## Written request
Copy out every line in the entries below that includes "caption".

## Data supplied
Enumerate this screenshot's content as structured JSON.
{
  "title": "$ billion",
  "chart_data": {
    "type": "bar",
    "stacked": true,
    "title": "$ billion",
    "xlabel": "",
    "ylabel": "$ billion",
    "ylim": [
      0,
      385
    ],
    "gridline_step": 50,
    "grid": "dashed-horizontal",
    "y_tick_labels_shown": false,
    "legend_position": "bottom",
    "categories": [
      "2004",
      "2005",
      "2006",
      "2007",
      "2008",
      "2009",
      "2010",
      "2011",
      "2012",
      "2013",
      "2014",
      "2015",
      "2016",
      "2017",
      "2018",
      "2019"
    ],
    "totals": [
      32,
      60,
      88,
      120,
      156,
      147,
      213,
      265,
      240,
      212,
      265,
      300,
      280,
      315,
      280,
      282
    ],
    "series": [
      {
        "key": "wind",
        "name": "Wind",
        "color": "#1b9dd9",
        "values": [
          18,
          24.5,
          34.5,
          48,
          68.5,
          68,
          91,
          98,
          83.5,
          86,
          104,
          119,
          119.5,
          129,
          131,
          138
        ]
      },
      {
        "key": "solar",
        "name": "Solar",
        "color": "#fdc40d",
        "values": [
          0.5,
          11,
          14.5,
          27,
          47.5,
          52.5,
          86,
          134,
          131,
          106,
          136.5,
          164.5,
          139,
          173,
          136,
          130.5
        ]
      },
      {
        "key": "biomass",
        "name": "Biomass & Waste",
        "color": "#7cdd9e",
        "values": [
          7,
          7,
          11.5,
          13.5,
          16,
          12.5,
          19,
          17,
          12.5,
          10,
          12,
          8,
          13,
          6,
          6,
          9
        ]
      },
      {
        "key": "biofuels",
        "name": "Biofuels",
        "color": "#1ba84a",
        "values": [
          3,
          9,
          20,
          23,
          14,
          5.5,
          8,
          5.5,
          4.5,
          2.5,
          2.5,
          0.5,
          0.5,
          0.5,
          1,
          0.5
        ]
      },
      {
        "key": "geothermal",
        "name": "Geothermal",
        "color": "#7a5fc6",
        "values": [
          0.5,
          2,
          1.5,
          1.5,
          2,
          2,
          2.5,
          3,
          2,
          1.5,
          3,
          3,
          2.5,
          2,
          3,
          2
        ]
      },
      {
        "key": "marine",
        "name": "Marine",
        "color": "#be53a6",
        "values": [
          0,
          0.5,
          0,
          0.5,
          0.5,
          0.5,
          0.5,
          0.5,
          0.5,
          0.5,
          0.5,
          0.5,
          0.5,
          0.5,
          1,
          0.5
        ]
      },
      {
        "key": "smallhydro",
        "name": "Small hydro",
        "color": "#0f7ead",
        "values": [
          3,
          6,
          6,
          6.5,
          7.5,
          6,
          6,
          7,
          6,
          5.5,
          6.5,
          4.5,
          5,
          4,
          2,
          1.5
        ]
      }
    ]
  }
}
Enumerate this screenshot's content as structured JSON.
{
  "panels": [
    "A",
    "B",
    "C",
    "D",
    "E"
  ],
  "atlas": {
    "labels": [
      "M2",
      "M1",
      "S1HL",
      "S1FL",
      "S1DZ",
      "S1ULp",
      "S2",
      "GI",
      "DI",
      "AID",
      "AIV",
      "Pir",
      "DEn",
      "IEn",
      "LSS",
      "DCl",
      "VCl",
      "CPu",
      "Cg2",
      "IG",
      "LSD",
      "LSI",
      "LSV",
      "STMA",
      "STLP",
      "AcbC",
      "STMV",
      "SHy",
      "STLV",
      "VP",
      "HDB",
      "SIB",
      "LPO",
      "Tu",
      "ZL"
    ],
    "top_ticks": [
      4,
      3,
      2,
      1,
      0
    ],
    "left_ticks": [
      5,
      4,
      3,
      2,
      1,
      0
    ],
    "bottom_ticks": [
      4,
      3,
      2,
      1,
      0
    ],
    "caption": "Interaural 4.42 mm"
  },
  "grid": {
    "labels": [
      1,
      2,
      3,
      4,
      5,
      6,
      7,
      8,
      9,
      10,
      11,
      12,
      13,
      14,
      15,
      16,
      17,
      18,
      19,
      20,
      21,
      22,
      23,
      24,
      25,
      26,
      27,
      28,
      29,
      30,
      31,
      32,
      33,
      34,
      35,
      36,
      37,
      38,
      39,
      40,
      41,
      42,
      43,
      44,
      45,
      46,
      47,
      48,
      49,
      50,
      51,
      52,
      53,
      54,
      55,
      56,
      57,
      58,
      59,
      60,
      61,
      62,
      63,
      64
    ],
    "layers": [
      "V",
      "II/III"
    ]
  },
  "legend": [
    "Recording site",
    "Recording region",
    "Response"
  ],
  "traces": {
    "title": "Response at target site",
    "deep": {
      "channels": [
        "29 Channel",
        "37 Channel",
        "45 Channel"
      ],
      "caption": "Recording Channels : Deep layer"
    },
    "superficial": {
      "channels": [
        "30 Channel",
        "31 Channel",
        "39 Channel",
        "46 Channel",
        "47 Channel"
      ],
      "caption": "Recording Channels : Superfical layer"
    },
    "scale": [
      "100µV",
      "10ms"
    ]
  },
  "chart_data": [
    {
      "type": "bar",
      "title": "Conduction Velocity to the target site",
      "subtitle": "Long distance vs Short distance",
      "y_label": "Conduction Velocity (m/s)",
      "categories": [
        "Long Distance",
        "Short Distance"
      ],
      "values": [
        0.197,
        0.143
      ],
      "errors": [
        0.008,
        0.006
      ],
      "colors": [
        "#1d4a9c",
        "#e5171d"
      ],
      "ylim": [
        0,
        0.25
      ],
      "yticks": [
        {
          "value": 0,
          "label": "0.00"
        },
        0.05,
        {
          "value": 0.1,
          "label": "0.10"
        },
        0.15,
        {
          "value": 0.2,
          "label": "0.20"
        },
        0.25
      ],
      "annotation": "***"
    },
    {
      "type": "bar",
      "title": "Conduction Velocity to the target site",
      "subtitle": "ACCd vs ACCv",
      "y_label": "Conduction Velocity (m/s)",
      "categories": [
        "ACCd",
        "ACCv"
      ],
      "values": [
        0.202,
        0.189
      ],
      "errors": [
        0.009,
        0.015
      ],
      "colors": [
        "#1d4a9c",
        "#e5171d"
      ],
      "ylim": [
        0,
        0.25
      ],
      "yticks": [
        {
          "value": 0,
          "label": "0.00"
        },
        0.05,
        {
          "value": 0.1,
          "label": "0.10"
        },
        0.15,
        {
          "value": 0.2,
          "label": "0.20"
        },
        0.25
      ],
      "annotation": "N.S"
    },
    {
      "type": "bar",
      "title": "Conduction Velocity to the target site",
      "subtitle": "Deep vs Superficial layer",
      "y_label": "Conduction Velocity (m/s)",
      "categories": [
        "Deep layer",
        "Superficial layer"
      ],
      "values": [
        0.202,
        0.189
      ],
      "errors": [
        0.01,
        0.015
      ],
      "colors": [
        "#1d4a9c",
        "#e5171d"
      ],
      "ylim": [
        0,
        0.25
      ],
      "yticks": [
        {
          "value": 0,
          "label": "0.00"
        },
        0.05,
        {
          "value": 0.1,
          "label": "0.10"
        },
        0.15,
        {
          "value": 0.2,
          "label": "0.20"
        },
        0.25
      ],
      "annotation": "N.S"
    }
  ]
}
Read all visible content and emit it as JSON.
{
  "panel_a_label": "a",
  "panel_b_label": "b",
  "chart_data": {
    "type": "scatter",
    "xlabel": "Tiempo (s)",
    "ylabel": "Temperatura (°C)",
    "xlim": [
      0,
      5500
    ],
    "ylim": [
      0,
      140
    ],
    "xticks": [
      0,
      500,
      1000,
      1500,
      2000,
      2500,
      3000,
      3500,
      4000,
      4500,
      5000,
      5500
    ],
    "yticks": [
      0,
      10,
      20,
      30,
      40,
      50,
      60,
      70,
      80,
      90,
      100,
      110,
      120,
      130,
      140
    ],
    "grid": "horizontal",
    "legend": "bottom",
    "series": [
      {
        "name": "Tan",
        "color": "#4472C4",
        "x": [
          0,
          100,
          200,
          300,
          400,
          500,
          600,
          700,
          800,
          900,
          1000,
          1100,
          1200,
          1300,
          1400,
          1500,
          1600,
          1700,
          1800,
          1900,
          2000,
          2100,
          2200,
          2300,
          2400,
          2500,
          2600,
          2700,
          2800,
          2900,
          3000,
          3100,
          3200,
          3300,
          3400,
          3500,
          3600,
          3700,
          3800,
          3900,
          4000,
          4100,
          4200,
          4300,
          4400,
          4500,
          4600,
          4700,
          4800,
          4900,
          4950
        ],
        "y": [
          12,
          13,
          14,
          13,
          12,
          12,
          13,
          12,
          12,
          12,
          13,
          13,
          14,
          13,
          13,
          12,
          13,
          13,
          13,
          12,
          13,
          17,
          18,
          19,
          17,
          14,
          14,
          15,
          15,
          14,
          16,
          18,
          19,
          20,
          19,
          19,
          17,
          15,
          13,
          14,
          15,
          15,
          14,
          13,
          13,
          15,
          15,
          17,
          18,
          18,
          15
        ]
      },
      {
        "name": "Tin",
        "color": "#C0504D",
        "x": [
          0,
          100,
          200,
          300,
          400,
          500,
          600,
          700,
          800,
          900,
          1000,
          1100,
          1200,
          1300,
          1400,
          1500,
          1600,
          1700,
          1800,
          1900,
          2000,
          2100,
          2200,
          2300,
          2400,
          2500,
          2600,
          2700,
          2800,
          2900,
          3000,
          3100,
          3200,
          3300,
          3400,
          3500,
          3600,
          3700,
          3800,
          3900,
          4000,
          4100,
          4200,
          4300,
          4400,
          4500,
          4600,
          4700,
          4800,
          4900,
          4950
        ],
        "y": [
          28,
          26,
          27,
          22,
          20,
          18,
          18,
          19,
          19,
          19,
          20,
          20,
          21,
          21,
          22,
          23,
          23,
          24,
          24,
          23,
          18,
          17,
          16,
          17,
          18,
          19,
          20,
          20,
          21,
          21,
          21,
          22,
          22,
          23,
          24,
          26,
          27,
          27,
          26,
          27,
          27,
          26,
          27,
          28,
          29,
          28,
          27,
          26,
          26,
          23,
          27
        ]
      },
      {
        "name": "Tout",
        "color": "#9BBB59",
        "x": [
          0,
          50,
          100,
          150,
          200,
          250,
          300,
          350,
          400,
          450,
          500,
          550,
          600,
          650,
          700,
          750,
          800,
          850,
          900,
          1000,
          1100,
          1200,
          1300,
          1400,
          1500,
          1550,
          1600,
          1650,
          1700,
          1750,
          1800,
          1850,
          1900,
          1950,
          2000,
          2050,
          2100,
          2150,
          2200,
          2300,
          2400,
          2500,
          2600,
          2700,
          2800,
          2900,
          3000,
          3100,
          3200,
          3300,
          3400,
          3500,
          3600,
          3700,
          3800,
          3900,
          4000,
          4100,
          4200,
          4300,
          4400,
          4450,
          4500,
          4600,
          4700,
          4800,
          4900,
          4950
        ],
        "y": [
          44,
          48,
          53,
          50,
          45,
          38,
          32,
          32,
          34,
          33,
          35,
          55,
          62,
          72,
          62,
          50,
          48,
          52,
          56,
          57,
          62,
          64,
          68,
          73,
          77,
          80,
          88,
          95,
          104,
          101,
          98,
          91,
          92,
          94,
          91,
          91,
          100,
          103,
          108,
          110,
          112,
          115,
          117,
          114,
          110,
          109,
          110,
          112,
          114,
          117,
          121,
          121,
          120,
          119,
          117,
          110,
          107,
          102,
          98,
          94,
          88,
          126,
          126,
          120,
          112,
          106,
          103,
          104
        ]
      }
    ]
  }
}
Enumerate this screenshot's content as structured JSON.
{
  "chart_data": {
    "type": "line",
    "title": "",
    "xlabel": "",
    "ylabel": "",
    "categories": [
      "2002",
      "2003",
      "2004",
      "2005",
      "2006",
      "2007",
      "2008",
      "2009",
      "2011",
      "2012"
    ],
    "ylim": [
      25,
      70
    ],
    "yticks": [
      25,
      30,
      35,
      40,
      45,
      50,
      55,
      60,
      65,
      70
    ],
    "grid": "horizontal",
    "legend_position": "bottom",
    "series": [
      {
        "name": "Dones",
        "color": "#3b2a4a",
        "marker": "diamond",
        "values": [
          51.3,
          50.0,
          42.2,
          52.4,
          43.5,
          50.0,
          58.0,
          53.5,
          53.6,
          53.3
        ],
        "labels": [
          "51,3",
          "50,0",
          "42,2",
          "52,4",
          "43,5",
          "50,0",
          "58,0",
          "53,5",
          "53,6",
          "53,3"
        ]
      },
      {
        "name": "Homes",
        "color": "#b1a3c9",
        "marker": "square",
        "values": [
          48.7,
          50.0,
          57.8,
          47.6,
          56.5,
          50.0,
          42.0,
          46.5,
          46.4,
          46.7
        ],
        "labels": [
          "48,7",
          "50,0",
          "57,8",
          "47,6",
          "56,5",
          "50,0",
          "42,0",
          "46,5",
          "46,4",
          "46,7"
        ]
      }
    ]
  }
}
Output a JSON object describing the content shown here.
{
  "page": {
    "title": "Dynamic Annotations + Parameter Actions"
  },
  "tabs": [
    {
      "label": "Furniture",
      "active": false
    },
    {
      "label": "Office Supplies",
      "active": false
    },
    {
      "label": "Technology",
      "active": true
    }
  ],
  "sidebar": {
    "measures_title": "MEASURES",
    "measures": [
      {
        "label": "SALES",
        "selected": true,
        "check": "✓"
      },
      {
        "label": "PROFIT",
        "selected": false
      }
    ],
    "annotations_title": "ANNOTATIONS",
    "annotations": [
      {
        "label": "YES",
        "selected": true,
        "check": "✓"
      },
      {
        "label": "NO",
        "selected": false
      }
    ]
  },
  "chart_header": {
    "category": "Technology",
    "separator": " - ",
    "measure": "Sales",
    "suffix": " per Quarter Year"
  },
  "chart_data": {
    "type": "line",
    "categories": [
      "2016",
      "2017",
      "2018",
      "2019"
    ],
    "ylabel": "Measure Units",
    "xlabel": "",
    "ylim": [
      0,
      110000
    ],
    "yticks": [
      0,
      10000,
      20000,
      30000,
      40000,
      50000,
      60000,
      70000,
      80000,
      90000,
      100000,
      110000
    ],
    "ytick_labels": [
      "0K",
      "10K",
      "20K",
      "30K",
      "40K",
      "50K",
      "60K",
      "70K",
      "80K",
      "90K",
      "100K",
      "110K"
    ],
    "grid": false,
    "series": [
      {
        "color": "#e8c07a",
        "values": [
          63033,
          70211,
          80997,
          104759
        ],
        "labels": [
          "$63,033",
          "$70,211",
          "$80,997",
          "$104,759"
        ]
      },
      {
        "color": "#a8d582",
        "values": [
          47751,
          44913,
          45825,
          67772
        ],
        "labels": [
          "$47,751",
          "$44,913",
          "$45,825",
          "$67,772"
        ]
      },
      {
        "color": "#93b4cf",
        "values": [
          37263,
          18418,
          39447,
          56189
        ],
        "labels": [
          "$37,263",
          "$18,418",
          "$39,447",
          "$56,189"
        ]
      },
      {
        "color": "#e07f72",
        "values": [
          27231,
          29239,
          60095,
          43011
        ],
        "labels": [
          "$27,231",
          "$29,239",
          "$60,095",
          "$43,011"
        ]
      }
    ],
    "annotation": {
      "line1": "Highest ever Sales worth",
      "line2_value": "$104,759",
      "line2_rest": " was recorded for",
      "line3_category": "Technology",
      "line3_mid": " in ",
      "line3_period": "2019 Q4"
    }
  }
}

## Response below
    "caption": "Interaural 4.42 mm"
      "caption": "Recording Channels : Deep layer"
      "caption": "Recording Channels : Superfical layer"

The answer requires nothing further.